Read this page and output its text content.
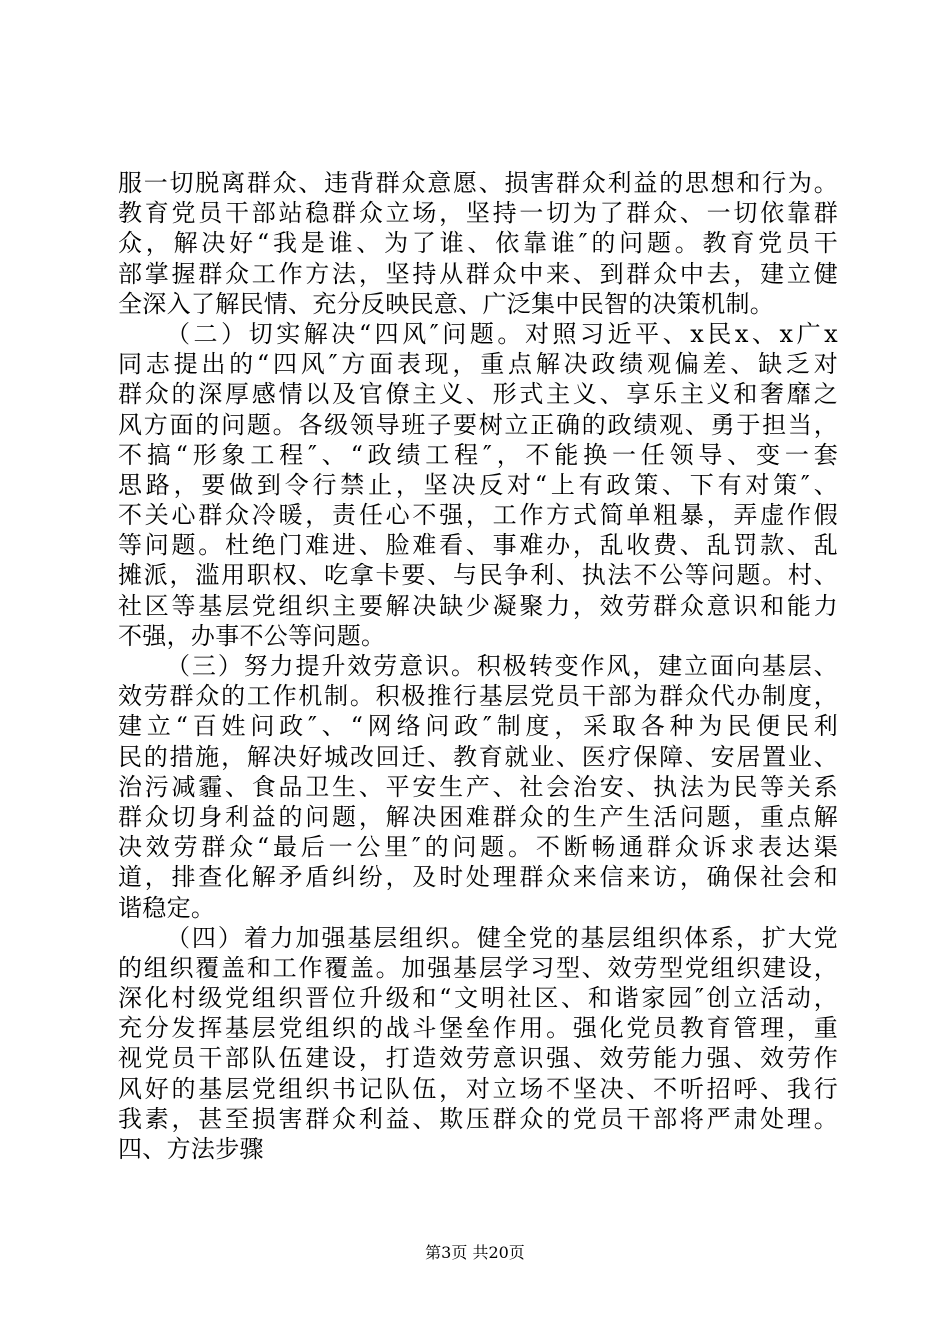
服一切脱离群众、违背群众意愿、损害群众利益的思想和行为。
教育党员干部站稳群众立场，坚持一切为了群众、一切依靠群
众，解决好“我是谁、为了谁、依靠谁″的问题。教育党员干
部掌握群众工作方法，坚持从群众中来、到群众中去，建立健
全深入了解民情、充分反映民意、广泛集中民智的决策机制。
（二）切实解决“四风″问题。对照习近平、x民x、x广x
同志提出的“四风″方面表现，重点解决政绩观偏差、缺乏对
群众的深厚感情以及官僚主义、形式主义、享乐主义和奢靡之
风方面的问题。各级领导班子要树立正确的政绩观、勇于担当，
不搞“形象工程″、“政绩工程″，不能换一任领导、变一套
思路，要做到令行禁止，坚决反对“上有政策、下有对策″、
不关心群众冷暖，责任心不强，工作方式简单粗暴，弄虚作假
等问题。杜绝门难进、脸难看、事难办，乱收费、乱罚款、乱
摊派，滥用职权、吃拿卡要、与民争利、执法不公等问题。村、
社区等基层党组织主要解决缺少凝聚力，效劳群众意识和能力
不强，办事不公等问题。
（三）努力提升效劳意识。积极转变作风，建立面向基层、
效劳群众的工作机制。积极推行基层党员干部为群众代办制度，
建立“百姓问政″、“网络问政″制度，采取各种为民便民利
民的措施，解决好城改回迁、教育就业、医疗保障、安居置业、
治污减霾、食品卫生、平安生产、社会治安、执法为民等关系
群众切身利益的问题，解决困难群众的生产生活问题，重点解
决效劳群众“最后一公里″的问题。不断畅通群众诉求表达渠
道，排查化解矛盾纠纷，及时处理群众来信来访，确保社会和
谐稳定。
（四）着力加强基层组织。健全党的基层组织体系，扩大党
的组织覆盖和工作覆盖。加强基层学习型、效劳型党组织建设，
深化村级党组织晋位升级和“文明社区、和谐家园″创立活动，
充分发挥基层党组织的战斗堡垒作用。强化党员教育管理，重
视党员干部队伍建设，打造效劳意识强、效劳能力强、效劳作
风好的基层党组织书记队伍，对立场不坚决、不听招呼、我行
我素，甚至损害群众利益、欺压群众的党员干部将严肃处理。
四、方法步骤
第3页 共20页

-- -- --

§ **Instructions to follow**
From the material above, reproduce everything verbatim except the pictures.

§ **Response below**
Read this page and output its text content.
服一切脱离群众、违背群众意愿、损害群众利益的思想和行为。
教育党员干部站稳群众立场，坚持一切为了群众、一切依靠群
众，解决好“我是谁、为了谁、依靠谁″的问题。教育党员干
部掌握群众工作方法，坚持从群众中来、到群众中去，建立健
全深入了解民情、充分反映民意、广泛集中民智的决策机制。
（二）切实解决“四风″问题。对照习近平、x民x、x广x
同志提出的“四风″方面表现，重点解决政绩观偏差、缺乏对
群众的深厚感情以及官僚主义、形式主义、享乐主义和奢靡之
风方面的问题。各级领导班子要树立正确的政绩观、勇于担当，
不搞“形象工程″、“政绩工程″，不能换一任领导、变一套
思路，要做到令行禁止，坚决反对“上有政策、下有对策″、
不关心群众冷暖，责任心不强，工作方式简单粗暴，弄虚作假
等问题。杜绝门难进、脸难看、事难办，乱收费、乱罚款、乱
摊派，滥用职权、吃拿卡要、与民争利、执法不公等问题。村、
社区等基层党组织主要解决缺少凝聚力，效劳群众意识和能力
不强，办事不公等问题。
（三）努力提升效劳意识。积极转变作风，建立面向基层、
效劳群众的工作机制。积极推行基层党员干部为群众代办制度，
建立“百姓问政″、“网络问政″制度，采取各种为民便民利
民的措施，解决好城改回迁、教育就业、医疗保障、安居置业、
治污减霾、食品卫生、平安生产、社会治安、执法为民等关系
群众切身利益的问题，解决困难群众的生产生活问题，重点解
决效劳群众“最后一公里″的问题。不断畅通群众诉求表达渠
道，排查化解矛盾纠纷，及时处理群众来信来访，确保社会和
谐稳定。
（四）着力加强基层组织。健全党的基层组织体系，扩大党
的组织覆盖和工作覆盖。加强基层学习型、效劳型党组织建设，
深化村级党组织晋位升级和“文明社区、和谐家园″创立活动，
充分发挥基层党组织的战斗堡垒作用。强化党员教育管理，重
视党员干部队伍建设，打造效劳意识强、效劳能力强、效劳作
风好的基层党组织书记队伍，对立场不坚决、不听招呼、我行
我素，甚至损害群众利益、欺压群众的党员干部将严肃处理。
四、方法步骤
第3页 共20页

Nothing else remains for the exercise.